• [Task to carry out]: Scan the data below and copy each line where "Sandaracinaceae" occurs.

• [Records supplied]:
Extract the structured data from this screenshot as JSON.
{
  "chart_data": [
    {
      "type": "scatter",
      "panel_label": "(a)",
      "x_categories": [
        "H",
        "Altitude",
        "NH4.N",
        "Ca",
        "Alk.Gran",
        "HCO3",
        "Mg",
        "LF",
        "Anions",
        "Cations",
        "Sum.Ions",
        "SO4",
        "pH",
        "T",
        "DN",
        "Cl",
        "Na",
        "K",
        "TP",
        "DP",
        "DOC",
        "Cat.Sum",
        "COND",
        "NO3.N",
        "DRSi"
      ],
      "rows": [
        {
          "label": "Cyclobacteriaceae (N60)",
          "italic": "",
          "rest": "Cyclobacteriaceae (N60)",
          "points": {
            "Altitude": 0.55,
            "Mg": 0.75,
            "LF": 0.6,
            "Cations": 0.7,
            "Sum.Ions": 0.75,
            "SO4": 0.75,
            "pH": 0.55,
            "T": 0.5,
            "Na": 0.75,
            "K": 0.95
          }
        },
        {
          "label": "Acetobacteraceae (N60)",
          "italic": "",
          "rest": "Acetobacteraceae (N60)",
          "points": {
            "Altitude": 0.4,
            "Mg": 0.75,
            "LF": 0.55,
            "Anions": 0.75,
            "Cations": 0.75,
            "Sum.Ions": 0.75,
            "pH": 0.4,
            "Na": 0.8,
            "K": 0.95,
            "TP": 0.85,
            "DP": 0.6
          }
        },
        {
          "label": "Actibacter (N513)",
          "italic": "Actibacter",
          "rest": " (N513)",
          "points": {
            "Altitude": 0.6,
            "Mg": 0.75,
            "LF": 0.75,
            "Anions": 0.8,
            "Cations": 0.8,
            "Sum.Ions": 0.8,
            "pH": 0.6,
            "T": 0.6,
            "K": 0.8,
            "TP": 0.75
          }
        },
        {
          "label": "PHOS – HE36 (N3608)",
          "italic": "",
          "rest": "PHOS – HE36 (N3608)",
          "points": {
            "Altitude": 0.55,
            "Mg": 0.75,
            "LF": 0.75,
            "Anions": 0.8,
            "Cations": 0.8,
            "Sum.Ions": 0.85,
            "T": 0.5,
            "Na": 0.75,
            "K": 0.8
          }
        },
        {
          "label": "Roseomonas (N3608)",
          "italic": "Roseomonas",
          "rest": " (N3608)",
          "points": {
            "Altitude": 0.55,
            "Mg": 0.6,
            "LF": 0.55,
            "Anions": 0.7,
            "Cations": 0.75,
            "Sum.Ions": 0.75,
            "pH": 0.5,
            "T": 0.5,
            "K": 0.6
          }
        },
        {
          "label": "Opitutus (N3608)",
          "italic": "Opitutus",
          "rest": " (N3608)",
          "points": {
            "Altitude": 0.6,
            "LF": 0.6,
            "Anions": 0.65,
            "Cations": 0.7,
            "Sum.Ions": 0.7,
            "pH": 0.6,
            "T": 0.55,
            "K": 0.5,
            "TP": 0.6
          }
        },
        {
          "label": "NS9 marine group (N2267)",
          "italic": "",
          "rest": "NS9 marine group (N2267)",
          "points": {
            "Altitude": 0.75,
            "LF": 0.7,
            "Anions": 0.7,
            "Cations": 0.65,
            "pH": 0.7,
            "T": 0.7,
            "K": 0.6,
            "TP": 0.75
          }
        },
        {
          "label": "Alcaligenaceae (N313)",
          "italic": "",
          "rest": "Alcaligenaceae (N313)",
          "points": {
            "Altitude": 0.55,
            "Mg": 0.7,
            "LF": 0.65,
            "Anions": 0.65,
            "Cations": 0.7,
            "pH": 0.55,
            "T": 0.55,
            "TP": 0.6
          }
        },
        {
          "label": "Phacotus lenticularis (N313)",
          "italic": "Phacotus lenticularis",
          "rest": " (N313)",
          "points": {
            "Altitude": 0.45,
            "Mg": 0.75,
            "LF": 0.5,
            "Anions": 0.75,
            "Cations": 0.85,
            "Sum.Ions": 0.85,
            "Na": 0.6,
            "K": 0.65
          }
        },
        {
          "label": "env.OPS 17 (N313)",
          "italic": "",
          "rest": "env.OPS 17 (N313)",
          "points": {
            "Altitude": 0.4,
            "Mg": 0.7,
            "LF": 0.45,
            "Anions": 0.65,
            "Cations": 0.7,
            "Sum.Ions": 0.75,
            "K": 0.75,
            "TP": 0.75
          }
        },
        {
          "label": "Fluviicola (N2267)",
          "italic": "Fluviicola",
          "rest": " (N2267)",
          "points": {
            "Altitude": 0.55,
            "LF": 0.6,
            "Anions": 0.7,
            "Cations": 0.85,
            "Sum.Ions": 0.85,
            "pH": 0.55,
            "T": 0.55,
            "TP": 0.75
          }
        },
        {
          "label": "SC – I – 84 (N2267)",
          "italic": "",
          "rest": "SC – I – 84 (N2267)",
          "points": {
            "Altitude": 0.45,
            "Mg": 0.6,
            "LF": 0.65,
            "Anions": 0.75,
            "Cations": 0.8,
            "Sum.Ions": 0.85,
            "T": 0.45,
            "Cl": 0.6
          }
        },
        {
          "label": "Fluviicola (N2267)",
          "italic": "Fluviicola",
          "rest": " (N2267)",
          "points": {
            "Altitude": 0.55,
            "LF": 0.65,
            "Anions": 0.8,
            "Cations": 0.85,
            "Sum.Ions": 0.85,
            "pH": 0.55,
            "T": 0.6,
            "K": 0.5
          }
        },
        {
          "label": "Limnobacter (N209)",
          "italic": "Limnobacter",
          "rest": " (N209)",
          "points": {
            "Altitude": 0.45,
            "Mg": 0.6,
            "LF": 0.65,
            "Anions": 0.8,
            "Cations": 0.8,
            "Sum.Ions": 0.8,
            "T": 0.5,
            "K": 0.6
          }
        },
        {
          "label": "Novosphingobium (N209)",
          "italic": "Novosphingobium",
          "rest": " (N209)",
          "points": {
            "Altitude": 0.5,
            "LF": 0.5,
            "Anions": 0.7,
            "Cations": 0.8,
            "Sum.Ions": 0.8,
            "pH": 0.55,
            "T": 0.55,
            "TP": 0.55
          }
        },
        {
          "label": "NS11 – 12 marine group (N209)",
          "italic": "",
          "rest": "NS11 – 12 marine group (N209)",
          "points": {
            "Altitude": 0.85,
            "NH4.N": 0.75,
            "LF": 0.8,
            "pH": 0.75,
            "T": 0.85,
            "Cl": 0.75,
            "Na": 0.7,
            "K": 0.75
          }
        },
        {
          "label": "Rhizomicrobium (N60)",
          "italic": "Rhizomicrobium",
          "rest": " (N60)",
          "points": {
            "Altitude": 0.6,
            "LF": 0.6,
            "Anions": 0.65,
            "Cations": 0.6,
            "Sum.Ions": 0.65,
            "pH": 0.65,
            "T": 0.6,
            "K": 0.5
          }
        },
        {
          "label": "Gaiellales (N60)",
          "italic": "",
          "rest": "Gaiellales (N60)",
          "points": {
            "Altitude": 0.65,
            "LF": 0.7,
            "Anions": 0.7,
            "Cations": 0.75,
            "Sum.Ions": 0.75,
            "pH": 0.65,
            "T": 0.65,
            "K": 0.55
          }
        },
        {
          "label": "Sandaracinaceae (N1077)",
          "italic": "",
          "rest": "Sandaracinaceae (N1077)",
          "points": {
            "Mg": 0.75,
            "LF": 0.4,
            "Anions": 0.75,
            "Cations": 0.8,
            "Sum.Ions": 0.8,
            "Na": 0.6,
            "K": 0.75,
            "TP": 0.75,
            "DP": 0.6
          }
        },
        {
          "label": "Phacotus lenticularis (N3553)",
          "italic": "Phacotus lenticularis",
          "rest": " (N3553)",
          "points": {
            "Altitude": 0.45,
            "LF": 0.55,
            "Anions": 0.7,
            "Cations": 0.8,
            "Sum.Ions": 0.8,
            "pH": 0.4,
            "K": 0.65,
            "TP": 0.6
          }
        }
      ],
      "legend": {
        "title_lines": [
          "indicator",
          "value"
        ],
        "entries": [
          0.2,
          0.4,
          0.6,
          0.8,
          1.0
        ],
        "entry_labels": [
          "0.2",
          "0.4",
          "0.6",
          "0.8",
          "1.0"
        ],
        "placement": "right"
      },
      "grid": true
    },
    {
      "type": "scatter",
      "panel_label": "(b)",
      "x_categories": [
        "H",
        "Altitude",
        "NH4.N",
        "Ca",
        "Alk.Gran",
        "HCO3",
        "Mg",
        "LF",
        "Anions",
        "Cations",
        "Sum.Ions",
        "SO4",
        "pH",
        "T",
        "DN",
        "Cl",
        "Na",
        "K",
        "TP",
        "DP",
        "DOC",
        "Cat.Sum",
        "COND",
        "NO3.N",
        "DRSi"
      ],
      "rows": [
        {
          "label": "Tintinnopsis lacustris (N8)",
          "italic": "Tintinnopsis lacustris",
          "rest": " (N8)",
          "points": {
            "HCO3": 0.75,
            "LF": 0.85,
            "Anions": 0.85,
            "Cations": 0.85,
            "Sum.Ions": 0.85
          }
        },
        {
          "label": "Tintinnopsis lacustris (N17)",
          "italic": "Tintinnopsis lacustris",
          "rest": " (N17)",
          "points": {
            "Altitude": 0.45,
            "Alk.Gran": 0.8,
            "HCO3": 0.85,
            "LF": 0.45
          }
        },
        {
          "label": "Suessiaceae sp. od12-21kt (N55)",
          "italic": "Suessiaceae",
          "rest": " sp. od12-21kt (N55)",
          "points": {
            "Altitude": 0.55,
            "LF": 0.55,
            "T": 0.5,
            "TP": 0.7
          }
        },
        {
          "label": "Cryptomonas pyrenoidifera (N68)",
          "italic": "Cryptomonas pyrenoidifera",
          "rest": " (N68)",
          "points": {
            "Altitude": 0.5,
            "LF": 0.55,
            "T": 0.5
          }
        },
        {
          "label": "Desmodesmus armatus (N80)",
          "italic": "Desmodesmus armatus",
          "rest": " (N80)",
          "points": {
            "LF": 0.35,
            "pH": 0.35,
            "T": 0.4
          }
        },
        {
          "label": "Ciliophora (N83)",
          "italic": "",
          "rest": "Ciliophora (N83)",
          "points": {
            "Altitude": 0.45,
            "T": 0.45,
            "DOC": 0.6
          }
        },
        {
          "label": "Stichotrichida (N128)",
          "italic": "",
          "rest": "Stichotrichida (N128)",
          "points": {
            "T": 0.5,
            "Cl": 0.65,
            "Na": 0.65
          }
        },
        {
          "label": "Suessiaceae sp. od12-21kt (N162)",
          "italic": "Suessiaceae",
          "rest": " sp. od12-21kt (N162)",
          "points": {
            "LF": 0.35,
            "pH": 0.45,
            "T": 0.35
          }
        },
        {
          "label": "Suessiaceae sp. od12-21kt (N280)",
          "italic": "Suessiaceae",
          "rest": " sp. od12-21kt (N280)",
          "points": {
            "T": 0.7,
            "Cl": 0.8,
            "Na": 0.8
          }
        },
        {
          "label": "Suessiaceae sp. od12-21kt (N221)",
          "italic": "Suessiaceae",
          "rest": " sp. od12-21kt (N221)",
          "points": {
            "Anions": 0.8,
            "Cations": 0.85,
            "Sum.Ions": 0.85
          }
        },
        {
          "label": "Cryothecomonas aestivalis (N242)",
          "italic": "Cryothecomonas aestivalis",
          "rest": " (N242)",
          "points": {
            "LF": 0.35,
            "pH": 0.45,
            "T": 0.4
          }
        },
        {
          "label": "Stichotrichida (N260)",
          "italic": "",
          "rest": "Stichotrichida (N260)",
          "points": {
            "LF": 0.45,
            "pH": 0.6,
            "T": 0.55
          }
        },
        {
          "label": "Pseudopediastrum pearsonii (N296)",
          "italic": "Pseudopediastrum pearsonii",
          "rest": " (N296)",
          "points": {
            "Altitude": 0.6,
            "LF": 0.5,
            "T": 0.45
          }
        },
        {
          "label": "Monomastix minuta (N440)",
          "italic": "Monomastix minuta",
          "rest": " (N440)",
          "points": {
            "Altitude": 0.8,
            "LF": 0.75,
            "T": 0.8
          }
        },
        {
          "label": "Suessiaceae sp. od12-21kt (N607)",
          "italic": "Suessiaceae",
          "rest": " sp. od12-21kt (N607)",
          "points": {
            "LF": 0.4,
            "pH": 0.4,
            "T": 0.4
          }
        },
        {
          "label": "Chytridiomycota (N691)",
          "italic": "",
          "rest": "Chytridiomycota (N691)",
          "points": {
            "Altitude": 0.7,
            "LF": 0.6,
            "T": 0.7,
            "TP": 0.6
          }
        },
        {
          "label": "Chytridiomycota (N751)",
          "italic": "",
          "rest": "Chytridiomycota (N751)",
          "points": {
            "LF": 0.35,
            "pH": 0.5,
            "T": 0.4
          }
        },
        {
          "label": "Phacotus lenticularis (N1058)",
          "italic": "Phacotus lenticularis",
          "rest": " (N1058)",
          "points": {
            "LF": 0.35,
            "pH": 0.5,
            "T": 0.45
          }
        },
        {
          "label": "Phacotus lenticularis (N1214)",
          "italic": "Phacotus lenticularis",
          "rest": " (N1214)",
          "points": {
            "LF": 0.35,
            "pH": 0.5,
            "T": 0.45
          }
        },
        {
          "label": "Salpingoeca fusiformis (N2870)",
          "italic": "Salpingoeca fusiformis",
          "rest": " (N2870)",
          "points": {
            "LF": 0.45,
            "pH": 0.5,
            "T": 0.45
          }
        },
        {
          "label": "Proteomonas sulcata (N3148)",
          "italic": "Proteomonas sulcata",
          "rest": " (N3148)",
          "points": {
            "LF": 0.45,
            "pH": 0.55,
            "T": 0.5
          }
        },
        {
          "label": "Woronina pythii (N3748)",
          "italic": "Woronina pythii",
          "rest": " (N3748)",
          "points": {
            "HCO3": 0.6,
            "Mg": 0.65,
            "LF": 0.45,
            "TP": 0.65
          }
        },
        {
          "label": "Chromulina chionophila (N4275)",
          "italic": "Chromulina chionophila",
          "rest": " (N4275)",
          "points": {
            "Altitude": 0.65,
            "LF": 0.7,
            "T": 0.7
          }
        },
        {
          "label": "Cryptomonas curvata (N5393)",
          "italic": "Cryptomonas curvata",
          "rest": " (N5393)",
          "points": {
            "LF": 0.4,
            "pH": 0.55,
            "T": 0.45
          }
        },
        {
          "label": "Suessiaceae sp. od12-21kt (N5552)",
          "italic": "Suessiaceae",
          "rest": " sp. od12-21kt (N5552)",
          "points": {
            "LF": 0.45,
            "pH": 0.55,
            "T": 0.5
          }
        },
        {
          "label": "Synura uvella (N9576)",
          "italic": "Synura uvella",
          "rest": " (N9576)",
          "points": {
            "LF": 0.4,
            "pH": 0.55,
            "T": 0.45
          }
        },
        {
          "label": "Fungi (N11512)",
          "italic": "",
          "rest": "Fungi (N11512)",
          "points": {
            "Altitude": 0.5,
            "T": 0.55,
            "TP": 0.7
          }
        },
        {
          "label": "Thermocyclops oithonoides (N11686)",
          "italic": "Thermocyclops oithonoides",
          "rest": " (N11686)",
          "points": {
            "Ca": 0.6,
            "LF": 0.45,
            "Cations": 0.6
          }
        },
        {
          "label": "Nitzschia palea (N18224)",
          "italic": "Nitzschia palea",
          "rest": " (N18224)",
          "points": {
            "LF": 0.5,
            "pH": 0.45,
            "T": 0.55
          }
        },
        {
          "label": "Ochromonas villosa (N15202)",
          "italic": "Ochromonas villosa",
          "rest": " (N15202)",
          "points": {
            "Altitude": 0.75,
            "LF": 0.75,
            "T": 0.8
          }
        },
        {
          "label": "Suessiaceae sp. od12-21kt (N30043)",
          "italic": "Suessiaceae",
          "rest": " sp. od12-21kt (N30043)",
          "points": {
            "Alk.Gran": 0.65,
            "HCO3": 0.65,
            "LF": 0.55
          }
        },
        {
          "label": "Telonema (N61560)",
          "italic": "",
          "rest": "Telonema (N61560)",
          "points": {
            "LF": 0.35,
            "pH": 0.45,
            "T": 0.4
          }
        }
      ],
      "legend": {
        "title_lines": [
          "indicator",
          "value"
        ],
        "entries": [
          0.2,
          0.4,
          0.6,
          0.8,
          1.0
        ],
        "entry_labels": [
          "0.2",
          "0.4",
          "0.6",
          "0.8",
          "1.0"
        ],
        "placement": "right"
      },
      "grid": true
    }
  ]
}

• [Solution to the exercise]:
          "label": "Sandaracinaceae (N1077)",
          "rest": "Sandaracinaceae (N1077)",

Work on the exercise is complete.